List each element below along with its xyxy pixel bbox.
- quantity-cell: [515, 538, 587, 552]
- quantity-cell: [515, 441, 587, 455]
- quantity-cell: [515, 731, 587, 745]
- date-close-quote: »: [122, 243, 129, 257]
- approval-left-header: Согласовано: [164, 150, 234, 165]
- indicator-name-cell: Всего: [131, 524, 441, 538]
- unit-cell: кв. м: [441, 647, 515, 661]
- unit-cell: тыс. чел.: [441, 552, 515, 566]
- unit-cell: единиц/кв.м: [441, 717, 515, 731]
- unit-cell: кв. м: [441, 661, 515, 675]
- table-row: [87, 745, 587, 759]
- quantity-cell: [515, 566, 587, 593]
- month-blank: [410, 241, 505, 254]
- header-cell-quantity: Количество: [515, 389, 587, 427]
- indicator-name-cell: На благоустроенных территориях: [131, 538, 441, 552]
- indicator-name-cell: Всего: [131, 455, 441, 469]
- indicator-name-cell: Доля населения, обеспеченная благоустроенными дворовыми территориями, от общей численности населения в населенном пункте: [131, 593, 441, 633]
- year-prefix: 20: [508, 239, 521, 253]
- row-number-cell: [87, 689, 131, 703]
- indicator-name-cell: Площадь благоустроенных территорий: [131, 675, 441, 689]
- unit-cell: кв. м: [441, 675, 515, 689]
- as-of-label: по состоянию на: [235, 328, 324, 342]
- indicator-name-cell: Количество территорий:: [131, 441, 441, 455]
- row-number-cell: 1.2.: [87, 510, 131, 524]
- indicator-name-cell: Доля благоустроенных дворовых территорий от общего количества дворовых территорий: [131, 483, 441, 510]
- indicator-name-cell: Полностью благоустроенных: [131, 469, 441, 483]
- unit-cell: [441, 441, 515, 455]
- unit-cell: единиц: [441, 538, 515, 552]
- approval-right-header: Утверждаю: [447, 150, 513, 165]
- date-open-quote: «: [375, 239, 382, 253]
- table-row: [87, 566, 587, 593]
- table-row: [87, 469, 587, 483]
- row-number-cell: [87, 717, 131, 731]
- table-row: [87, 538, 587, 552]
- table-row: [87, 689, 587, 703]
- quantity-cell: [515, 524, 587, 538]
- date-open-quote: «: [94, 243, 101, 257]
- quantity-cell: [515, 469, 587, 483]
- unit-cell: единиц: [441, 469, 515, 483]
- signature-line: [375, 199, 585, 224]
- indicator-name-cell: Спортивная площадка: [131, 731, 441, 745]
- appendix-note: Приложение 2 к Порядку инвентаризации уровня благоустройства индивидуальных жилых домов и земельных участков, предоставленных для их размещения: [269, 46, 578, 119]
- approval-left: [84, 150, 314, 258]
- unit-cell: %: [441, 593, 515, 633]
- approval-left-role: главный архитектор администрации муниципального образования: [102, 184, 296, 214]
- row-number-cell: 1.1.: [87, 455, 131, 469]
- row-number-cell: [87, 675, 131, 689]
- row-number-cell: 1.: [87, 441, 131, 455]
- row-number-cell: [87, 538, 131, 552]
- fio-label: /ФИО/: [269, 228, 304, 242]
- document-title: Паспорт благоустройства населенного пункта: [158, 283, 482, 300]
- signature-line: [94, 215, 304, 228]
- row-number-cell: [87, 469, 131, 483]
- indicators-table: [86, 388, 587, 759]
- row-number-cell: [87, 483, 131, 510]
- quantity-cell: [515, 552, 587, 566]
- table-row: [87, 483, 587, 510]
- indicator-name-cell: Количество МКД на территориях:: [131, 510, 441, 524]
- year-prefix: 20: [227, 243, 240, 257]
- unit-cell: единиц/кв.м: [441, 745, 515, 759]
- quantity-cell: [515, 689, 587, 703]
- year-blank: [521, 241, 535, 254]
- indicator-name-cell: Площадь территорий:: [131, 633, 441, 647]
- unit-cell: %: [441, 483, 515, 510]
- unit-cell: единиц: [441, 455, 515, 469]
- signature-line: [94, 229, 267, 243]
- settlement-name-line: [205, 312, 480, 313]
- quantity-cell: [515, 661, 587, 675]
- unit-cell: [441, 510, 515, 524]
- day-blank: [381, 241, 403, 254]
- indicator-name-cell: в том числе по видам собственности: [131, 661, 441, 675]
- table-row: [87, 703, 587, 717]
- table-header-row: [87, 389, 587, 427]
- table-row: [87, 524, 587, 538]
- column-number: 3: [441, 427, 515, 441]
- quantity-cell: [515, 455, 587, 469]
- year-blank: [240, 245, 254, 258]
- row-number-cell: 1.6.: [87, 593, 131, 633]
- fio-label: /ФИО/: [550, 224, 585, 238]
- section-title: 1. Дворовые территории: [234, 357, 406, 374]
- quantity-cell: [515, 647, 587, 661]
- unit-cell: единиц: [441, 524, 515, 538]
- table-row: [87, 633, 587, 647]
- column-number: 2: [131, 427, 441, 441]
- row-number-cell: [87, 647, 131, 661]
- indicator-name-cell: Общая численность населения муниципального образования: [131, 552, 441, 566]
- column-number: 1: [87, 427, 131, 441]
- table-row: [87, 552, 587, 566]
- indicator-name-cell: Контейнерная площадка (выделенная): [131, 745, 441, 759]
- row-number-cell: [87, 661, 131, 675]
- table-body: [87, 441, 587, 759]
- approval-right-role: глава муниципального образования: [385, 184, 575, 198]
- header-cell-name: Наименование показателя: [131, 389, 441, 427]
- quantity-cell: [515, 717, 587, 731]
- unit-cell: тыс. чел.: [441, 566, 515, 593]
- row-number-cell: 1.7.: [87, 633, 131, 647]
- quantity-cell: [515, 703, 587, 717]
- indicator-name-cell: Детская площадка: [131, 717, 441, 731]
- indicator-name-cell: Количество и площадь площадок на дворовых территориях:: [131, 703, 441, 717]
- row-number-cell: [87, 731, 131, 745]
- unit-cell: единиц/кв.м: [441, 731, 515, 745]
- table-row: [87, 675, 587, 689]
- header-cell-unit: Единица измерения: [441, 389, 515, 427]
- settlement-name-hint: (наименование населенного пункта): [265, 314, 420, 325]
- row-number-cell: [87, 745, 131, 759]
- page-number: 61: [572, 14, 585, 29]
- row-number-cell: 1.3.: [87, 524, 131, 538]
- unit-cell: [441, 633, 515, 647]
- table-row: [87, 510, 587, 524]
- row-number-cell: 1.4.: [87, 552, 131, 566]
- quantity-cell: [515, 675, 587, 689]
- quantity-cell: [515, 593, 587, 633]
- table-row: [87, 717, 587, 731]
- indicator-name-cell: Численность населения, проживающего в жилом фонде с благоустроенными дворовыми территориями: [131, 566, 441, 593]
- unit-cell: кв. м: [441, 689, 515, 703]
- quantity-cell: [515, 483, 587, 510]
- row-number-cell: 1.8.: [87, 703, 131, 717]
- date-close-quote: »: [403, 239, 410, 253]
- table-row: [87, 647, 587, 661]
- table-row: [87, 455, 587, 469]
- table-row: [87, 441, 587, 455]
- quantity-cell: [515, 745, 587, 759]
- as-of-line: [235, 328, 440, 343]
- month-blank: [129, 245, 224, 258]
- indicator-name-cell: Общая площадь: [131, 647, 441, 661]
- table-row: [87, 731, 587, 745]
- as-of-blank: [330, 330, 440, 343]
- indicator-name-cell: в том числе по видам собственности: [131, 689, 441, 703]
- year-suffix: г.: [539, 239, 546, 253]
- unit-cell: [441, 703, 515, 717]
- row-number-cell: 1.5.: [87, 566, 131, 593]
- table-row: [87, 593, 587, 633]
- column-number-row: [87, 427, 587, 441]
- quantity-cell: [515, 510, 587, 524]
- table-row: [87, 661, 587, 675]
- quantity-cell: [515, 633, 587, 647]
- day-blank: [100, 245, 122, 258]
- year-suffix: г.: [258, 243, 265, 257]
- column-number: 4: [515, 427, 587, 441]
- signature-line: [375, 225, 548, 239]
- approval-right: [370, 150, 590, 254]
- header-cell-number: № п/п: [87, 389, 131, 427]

▶ [Aim of the exercise] Recast the lines from the first one through the line containing "- unit-cell: кв. м: [441, 647, 515, 661]", inclusive, as a JSON list of strings with one string per line and blank lines omitted.

▶ [Solved problem]
[
  "List each element below along with its xyxy pixel bbox.",
  "- quantity-cell: [515, 538, 587, 552]",
  "- quantity-cell: [515, 441, 587, 455]",
  "- quantity-cell: [515, 731, 587, 745]",
  "- date-close-quote: »: [122, 243, 129, 257]",
  "- approval-left-header: Согласовано: [164, 150, 234, 165]",
  "- indicator-name-cell: Всего: [131, 524, 441, 538]",
  "- unit-cell: кв. м: [441, 647, 515, 661]"
]